[START OF GIVEN DATA]

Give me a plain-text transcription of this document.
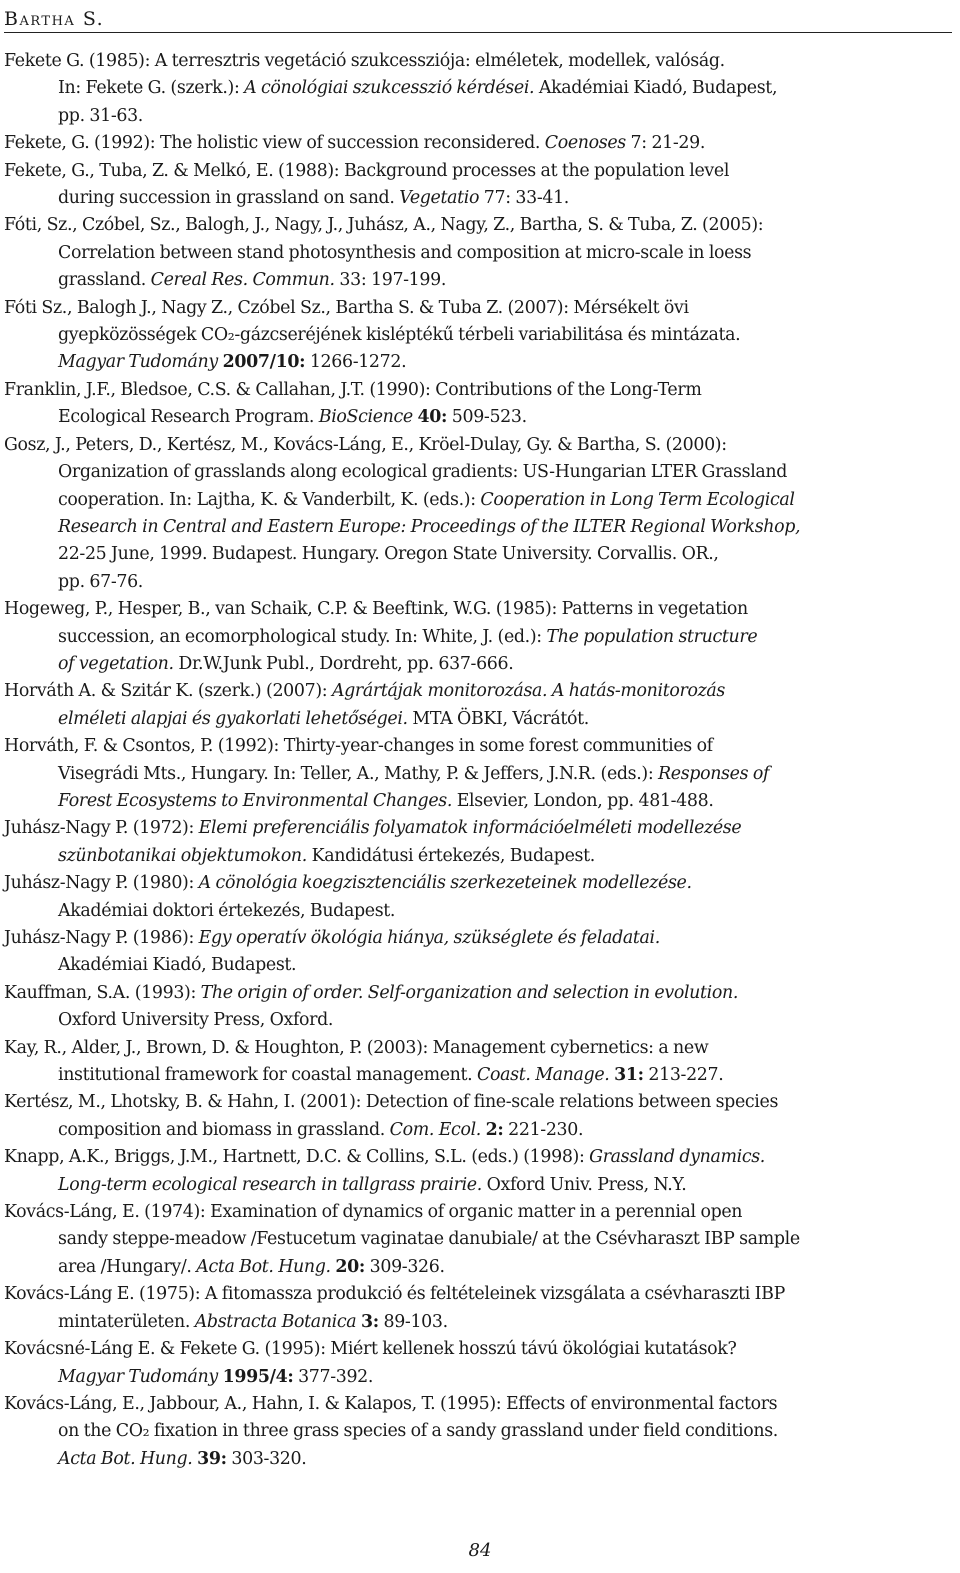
Bartha S.

Fekete G. (1985): A terresztris vegetáció szukcessziója: elméletek, modellek, valóság.
In: Fekete G. (szerk.): A cönológiai szukcesszió kérdései. Akadémiai Kiadó, Budapest,
pp. 31-63.

Fekete, G. (1992): The holistic view of succession reconsidered. Coenoses 7: 21-29.

Fekete, G., Tuba, Z. & Melkó, E. (1988): Background processes at the population level
during succession in grassland on sand. Vegetatio 77: 33-41.

Fóti, Sz., Czóbel, Sz., Balogh, J., Nagy, J., Juhász, A., Nagy, Z., Bartha, S. & Tuba, Z. (2005):
Correlation between stand photosynthesis and composition at micro-scale in loess
grassland. Cereal Res. Commun. 33: 197-199.

Fóti Sz., Balogh J., Nagy Z., Czóbel Sz., Bartha S. & Tuba Z. (2007): Mérsékelt övi
gyepközösségek CO₂-gázcseréjének kisléptékű térbeli variabilitása és mintázata.
Magyar Tudomány 2007/10: 1266-1272.

Franklin, J.F., Bledsoe, C.S. & Callahan, J.T. (1990): Contributions of the Long-Term
Ecological Research Program. BioScience 40: 509-523.

Gosz, J., Peters, D., Kertész, M., Kovács-Láng, E., Kröel-Dulay, Gy. & Bartha, S. (2000):
Organization of grasslands along ecological gradients: US-Hungarian LTER Grassland
cooperation. In: Lajtha, K. & Vanderbilt, K. (eds.): Cooperation in Long Term Ecological
Research in Central and Eastern Europe: Proceedings of the ILTER Regional Workshop,
22-25 June, 1999. Budapest. Hungary. Oregon State University. Corvallis. OR.,
pp. 67-76.

Hogeweg, P., Hesper, B., van Schaik, C.P. & Beeftink, W.G. (1985): Patterns in vegetation
succession, an ecomorphological study. In: White, J. (ed.): The population structure
of vegetation. Dr.W.Junk Publ., Dordreht, pp. 637-666.

Horváth A. & Szitár K. (szerk.) (2007): Agrártájak monitorozása. A hatás-monitorozás
elméleti alapjai és gyakorlati lehetőségei. MTA ÖBKI, Vácrátót.

Horváth, F. & Csontos, P. (1992): Thirty-year-changes in some forest communities of
Visegrádi Mts., Hungary. In: Teller, A., Mathy, P. & Jeffers, J.N.R. (eds.): Responses of
Forest Ecosystems to Environmental Changes. Elsevier, London, pp. 481-488.

Juhász-Nagy P. (1972): Elemi preferenciális folyamatok információelméleti modellezése
szünbotanikai objektumokon. Kandidátusi értekezés, Budapest.

Juhász-Nagy P. (1980): A cönológia koegzisztenciális szerkezeteinek modellezése.
Akadémiai doktori értekezés, Budapest.

Juhász-Nagy P. (1986): Egy operatív ökológia hiánya, szükséglete és feladatai.
Akadémiai Kiadó, Budapest.

Kauffman, S.A. (1993): The origin of order. Self-organization and selection in evolution.
Oxford University Press, Oxford.

Kay, R., Alder, J., Brown, D. & Houghton, P. (2003): Management cybernetics: a new
institutional framework for coastal management. Coast. Manage. 31: 213-227.

Kertész, M., Lhotsky, B. & Hahn, I. (2001): Detection of fine-scale relations between species
composition and biomass in grassland. Com. Ecol. 2: 221-230.

Knapp, A.K., Briggs, J.M., Hartnett, D.C. & Collins, S.L. (eds.) (1998): Grassland dynamics.
Long-term ecological research in tallgrass prairie. Oxford Univ. Press, N.Y.

Kovács-Láng, E. (1974): Examination of dynamics of organic matter in a perennial open
sandy steppe-meadow /Festucetum vaginatae danubiale/ at the Csévharaszt IBP sample
area /Hungary/. Acta Bot. Hung. 20: 309-326.

Kovács-Láng E. (1975): A fitomassza produkció és feltételeinek vizsgálata a csévharaszti IBP
mintaterületen. Abstracta Botanica 3: 89-103.

Kovácsné-Láng E. & Fekete G. (1995): Miért kellenek hosszú távú ökológiai kutatások?
Magyar Tudomány 1995/4: 377-392.

Kovács-Láng, E., Jabbour, A., Hahn, I. & Kalapos, T. (1995): Effects of environmental factors
on the CO₂ fixation in three grass species of a sandy grassland under field conditions.
Acta Bot. Hung. 39: 303-320.

84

[END OF GIVEN DATA]

# WHAT TO WORK ON
In the material above, show every line where the word "scale" turns up.

# REPLY
Correlation between stand photosynthesis and composition at micro-scale in loess
Kertész, M., Lhotsky, B. & Hahn, I. (2001): Detection of fine-scale relations between species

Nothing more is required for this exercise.